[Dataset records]
• • •

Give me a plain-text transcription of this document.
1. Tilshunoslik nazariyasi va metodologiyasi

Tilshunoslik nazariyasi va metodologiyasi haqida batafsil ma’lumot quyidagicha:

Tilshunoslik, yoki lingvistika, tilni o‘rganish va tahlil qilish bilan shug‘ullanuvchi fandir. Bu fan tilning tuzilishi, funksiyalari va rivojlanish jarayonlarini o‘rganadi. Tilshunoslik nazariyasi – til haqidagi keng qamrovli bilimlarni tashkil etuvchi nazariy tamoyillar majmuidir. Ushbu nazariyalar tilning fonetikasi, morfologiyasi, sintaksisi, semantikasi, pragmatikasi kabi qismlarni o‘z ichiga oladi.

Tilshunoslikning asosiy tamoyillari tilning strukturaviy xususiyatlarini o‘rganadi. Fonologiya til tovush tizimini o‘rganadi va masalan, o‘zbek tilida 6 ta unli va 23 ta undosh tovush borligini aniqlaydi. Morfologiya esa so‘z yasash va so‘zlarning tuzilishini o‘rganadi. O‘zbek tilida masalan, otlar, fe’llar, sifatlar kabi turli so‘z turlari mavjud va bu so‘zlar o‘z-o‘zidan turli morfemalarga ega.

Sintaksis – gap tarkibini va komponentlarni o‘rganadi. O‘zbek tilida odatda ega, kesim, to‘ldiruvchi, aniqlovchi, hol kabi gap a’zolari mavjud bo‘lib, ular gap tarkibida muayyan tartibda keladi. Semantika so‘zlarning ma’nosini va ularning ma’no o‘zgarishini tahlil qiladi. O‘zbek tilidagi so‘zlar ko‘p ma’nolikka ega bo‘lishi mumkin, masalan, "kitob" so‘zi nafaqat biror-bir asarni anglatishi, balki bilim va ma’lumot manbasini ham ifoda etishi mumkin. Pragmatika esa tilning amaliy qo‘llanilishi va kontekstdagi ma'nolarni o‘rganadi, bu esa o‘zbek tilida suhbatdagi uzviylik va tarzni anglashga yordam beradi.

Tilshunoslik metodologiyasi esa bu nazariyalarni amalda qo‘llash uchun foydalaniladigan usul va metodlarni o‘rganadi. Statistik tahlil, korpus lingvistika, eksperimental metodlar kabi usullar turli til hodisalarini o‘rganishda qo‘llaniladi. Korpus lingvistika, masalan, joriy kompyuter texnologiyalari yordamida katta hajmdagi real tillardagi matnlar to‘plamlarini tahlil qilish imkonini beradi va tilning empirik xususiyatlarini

• • •

## PROMPT:
Provide solely the number of lines in the data that include the word "lumot".

## REPLY:
2